[Rows from a dataset]
+++++
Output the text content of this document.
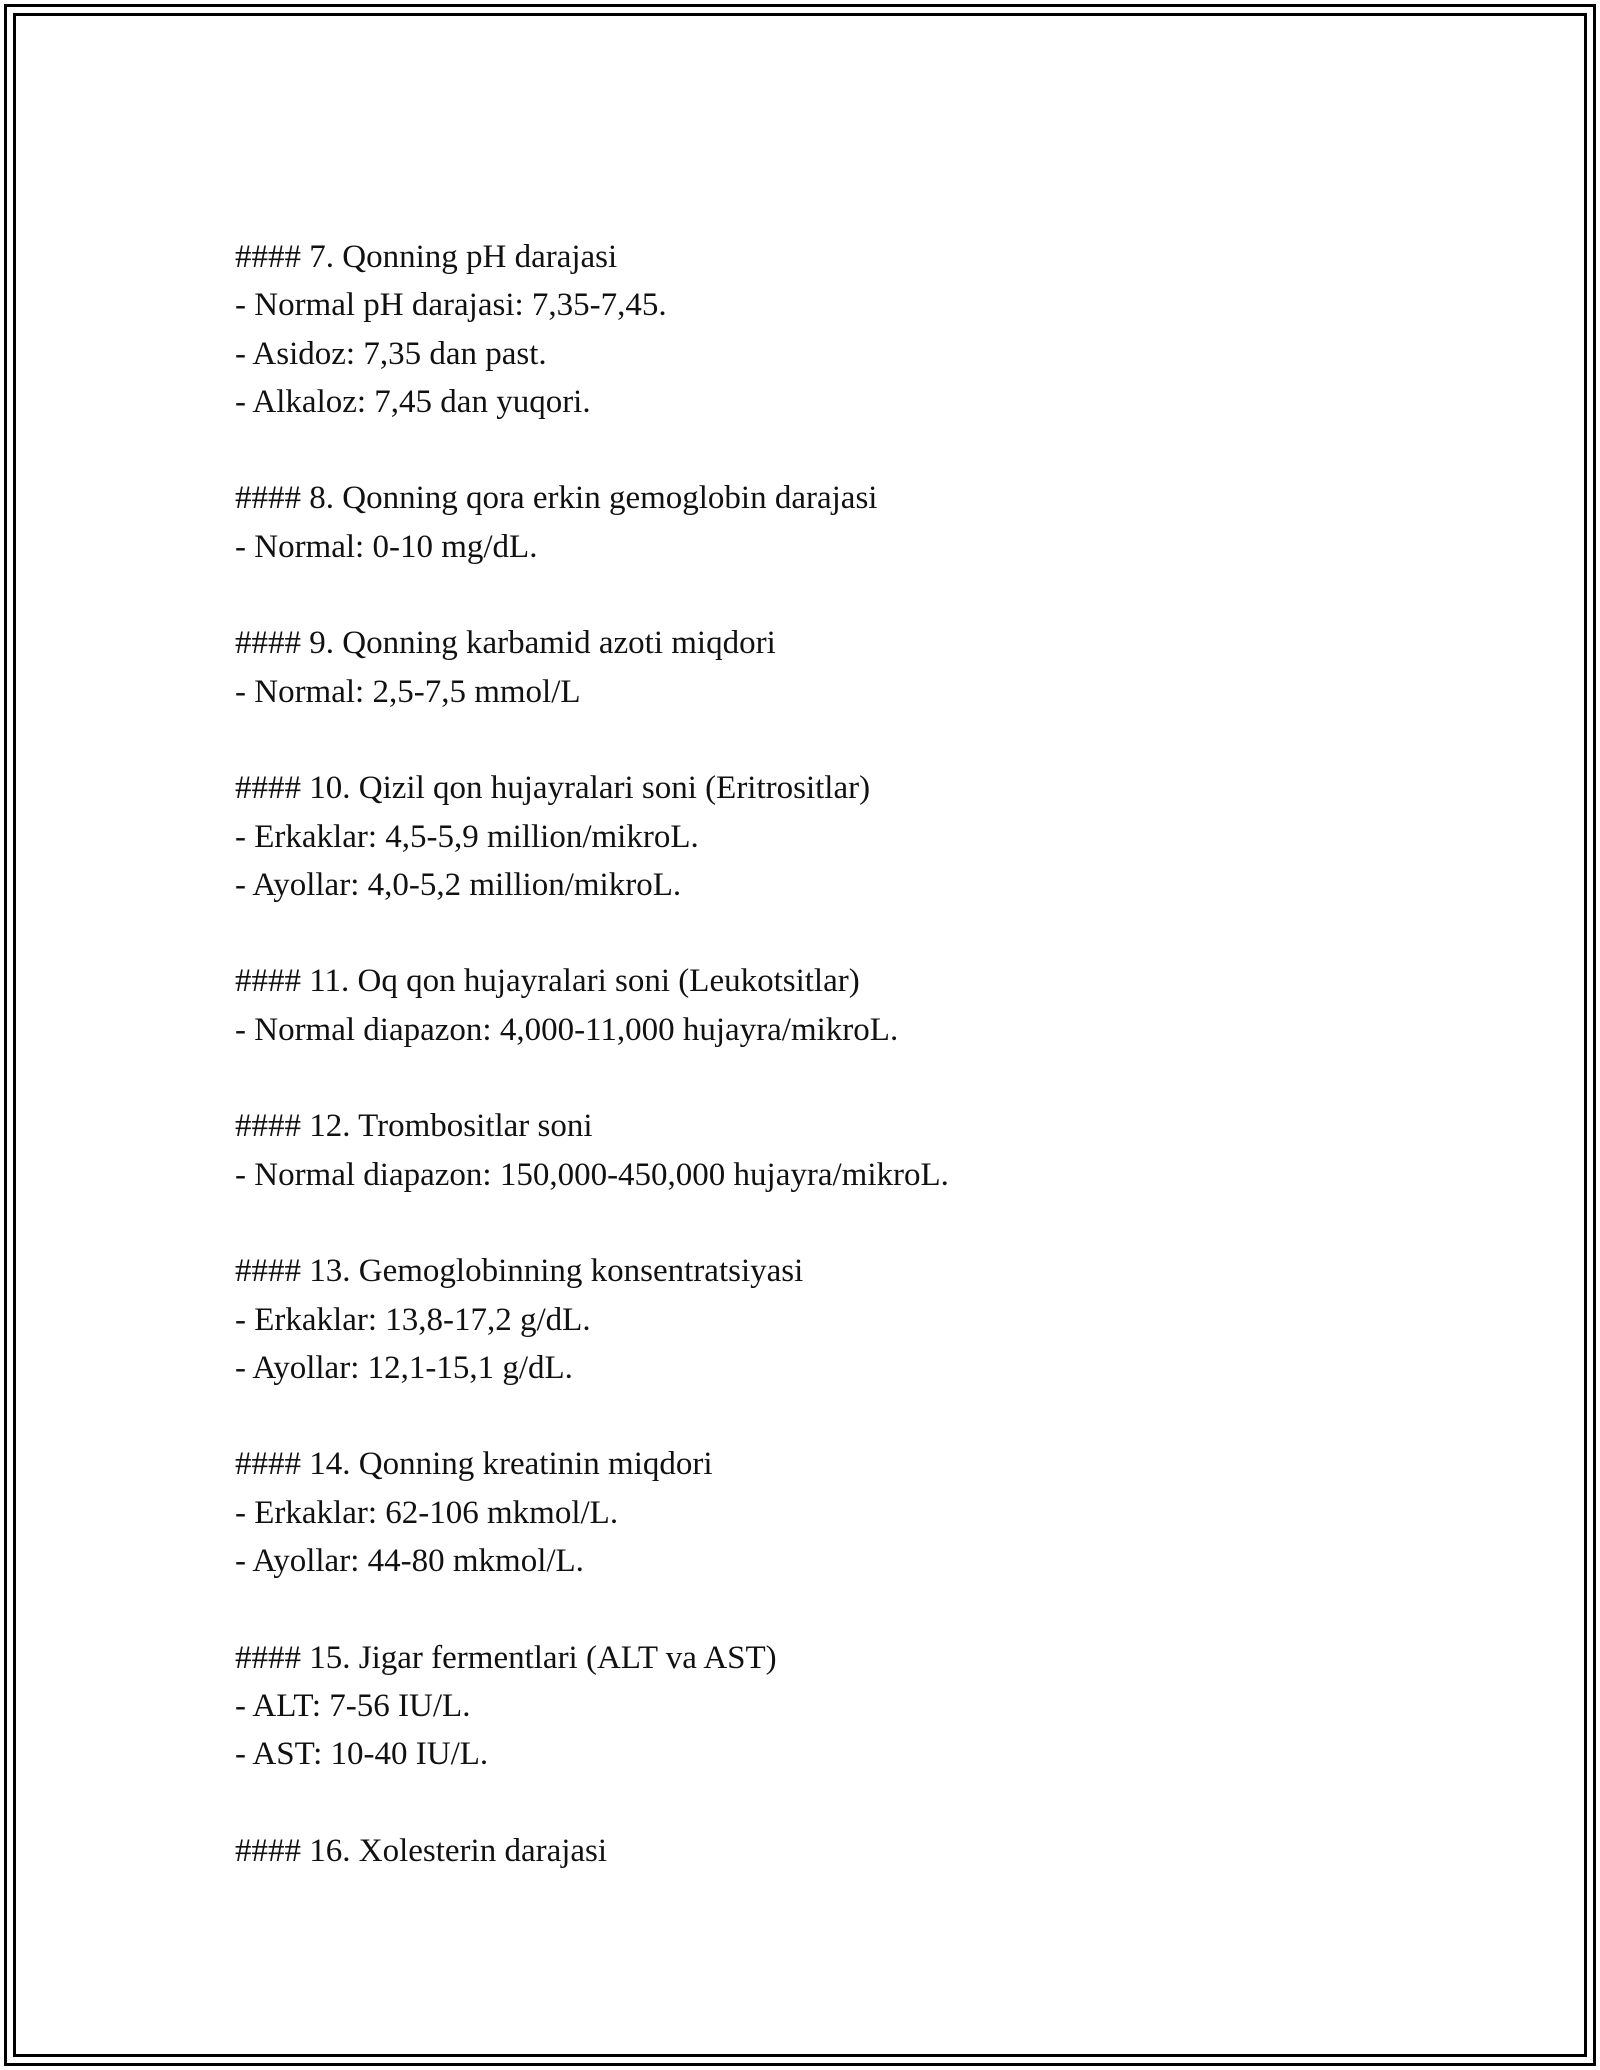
#### 7. Qonning pH darajasi

- Normal pH darajasi: 7,35-7,45.

- Asidoz: 7,35 dan past.

- Alkaloz: 7,45 dan yuqori.

#### 8. Qonning qora erkin gemoglobin darajasi

- Normal: 0-10 mg/dL.

#### 9. Qonning karbamid azoti miqdori

- Normal: 2,5-7,5 mmol/L

#### 10. Qizil qon hujayralari soni (Eritrositlar)

- Erkaklar: 4,5-5,9 million/mikroL.

- Ayollar: 4,0-5,2 million/mikroL.

#### 11. Oq qon hujayralari soni (Leukotsitlar)

- Normal diapazon: 4,000-11,000 hujayra/mikroL.

#### 12. Trombositlar soni

- Normal diapazon: 150,000-450,000 hujayra/mikroL.

#### 13. Gemoglobinning konsentratsiyasi

- Erkaklar: 13,8-17,2 g/dL.

- Ayollar: 12,1-15,1 g/dL.

#### 14. Qonning kreatinin miqdori

- Erkaklar: 62-106 mkmol/L.

- Ayollar: 44-80 mkmol/L.

#### 15. Jigar fermentlari (ALT va AST)

- ALT: 7-56 IU/L.

- AST: 10-40 IU/L.

#### 16. Xolesterin darajasi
+++++
WORK INSTRUCTIONS:
Give an exact reproduction of every line, leaving out any picture.

RESULT OF THE TASK:
Output the text content of this document.
#### 7. Qonning pH darajasi

- Normal pH darajasi: 7,35-7,45.

- Asidoz: 7,35 dan past.

- Alkaloz: 7,45 dan yuqori.

#### 8. Qonning qora erkin gemoglobin darajasi

- Normal: 0-10 mg/dL.

#### 9. Qonning karbamid azoti miqdori

- Normal: 2,5-7,5 mmol/L

#### 10. Qizil qon hujayralari soni (Eritrositlar)

- Erkaklar: 4,5-5,9 million/mikroL.

- Ayollar: 4,0-5,2 million/mikroL.

#### 11. Oq qon hujayralari soni (Leukotsitlar)

- Normal diapazon: 4,000-11,000 hujayra/mikroL.

#### 12. Trombositlar soni

- Normal diapazon: 150,000-450,000 hujayra/mikroL.

#### 13. Gemoglobinning konsentratsiyasi

- Erkaklar: 13,8-17,2 g/dL.

- Ayollar: 12,1-15,1 g/dL.

#### 14. Qonning kreatinin miqdori

- Erkaklar: 62-106 mkmol/L.

- Ayollar: 44-80 mkmol/L.

#### 15. Jigar fermentlari (ALT va AST)

- ALT: 7-56 IU/L.

- AST: 10-40 IU/L.

#### 16. Xolesterin darajasi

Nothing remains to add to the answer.